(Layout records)
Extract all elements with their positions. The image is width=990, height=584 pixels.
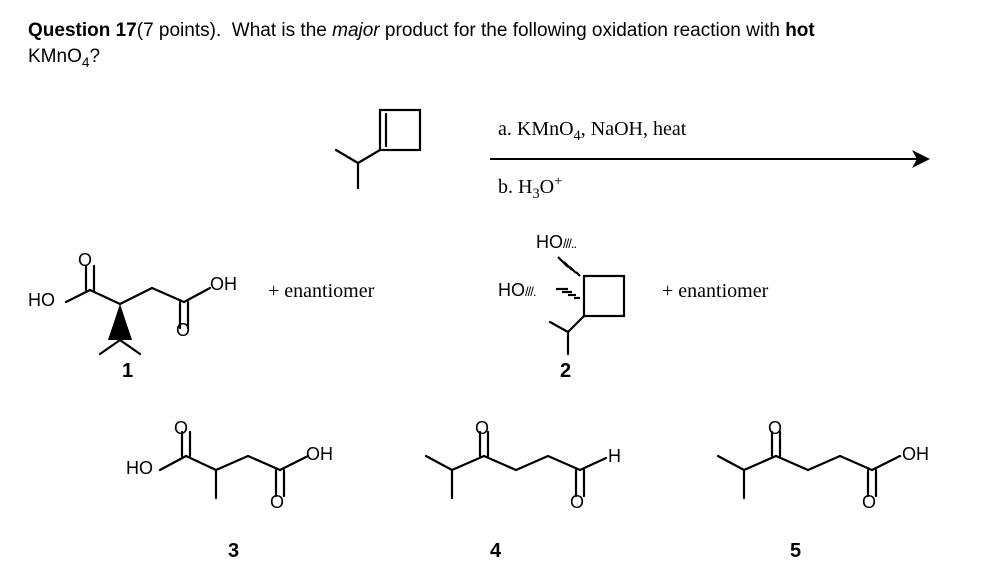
answer-3-oh-label: OH [306, 444, 333, 465]
condition-b: b. H3O+ [498, 176, 562, 199]
answer-1-o-label-left: O [78, 250, 92, 271]
answer-4-structure [408, 412, 648, 522]
answer-1-ho-label: HO [28, 290, 55, 311]
question-number: Question 17 [28, 20, 137, 41]
answer-3-number: 3 [228, 540, 239, 563]
answer-2-ho-side: HO///. [498, 280, 535, 301]
question-reagent: KMnO4? [28, 46, 100, 67]
answer-3-ho-label: HO [126, 458, 153, 479]
answer-2-enantiomer: + enantiomer [662, 280, 768, 303]
answer-5-o-acid: O [862, 492, 876, 513]
reaction-arrow-shaft [490, 158, 920, 160]
question-body-1: What is the [232, 20, 332, 41]
answer-5-oh-label: OH [902, 444, 929, 465]
answer-5-structure [700, 412, 950, 522]
answer-2-structure [530, 248, 650, 358]
answer-2-ho-top: HO///.. [536, 232, 576, 253]
question-text: Question 17(7 points). What is the major… [28, 18, 962, 69]
answer-3-o-left: O [174, 418, 188, 439]
answer-1-oh-label: OH [210, 274, 237, 295]
answer-4-h-label: H [608, 446, 621, 467]
question-points: (7 points). [137, 20, 221, 41]
answer-5-number: 5 [790, 540, 801, 563]
question-body-2: product for the following oxidation reac… [380, 20, 786, 41]
answer-1-number: 1 [122, 360, 133, 383]
question-hot: hot [785, 20, 815, 41]
answer-4-number: 4 [490, 540, 501, 563]
answer-4-o-ald: O [570, 492, 584, 513]
starting-material [300, 100, 450, 190]
answer-3-structure [128, 412, 358, 522]
answer-5-o-ketone: O [768, 418, 782, 439]
answer-1-enantiomer: + enantiomer [268, 280, 374, 303]
answer-3-o-right: O [270, 492, 284, 513]
condition-a: a. KMnO4, NaOH, heat [498, 118, 686, 141]
answer-2-number: 2 [560, 360, 571, 383]
answer-1-o-label-right: O [176, 320, 190, 341]
question-major: major [332, 20, 380, 41]
answer-4-o-ketone: O [475, 418, 489, 439]
answer-1-structure [28, 242, 258, 362]
reaction-arrow-head [912, 150, 936, 168]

What you are asked to do
Give the material again with each "enantiomer" swapped for "stereoisomer", keeping everything else unchanged. Leave the picture out of your answer.

Solution to the exercise
Extract all elements with their positions. The image is width=990, height=584 pixels.
answer-3-oh-label: OH [306, 444, 333, 465]
condition-b: b. H3O+ [498, 176, 562, 199]
answer-1-o-label-left: O [78, 250, 92, 271]
answer-4-structure [408, 412, 648, 522]
answer-1-ho-label: HO [28, 290, 55, 311]
question-number: Question 17 [28, 20, 137, 41]
answer-3-number: 3 [228, 540, 239, 563]
answer-2-ho-side: HO///. [498, 280, 535, 301]
question-reagent: KMnO4? [28, 46, 100, 67]
answer-3-ho-label: HO [126, 458, 153, 479]
answer-2-stereoisomer: + stereoisomer [662, 280, 768, 303]
answer-5-o-acid: O [862, 492, 876, 513]
reaction-arrow-shaft [490, 158, 920, 160]
question-body-1: What is the [232, 20, 332, 41]
answer-5-oh-label: OH [902, 444, 929, 465]
answer-5-structure [700, 412, 950, 522]
answer-2-structure [530, 248, 650, 358]
answer-2-ho-top: HO///.. [536, 232, 576, 253]
question-text: Question 17(7 points). What is the major… [28, 18, 962, 69]
answer-3-o-left: O [174, 418, 188, 439]
answer-1-oh-label: OH [210, 274, 237, 295]
answer-4-h-label: H [608, 446, 621, 467]
question-points: (7 points). [137, 20, 221, 41]
answer-5-number: 5 [790, 540, 801, 563]
question-body-2: product for the following oxidation reac… [380, 20, 786, 41]
answer-1-number: 1 [122, 360, 133, 383]
question-hot: hot [785, 20, 815, 41]
answer-4-number: 4 [490, 540, 501, 563]
answer-4-o-ald: O [570, 492, 584, 513]
starting-material [300, 100, 450, 190]
answer-3-structure [128, 412, 358, 522]
answer-5-o-ketone: O [768, 418, 782, 439]
answer-1-stereoisomer: + stereoisomer [268, 280, 374, 303]
answer-3-o-right: O [270, 492, 284, 513]
condition-a: a. KMnO4, NaOH, heat [498, 118, 686, 141]
answer-2-number: 2 [560, 360, 571, 383]
answer-1-o-label-right: O [176, 320, 190, 341]
question-major: major [332, 20, 380, 41]
answer-4-o-ketone: O [475, 418, 489, 439]
answer-1-structure [28, 242, 258, 362]
reaction-arrow-head [912, 150, 936, 168]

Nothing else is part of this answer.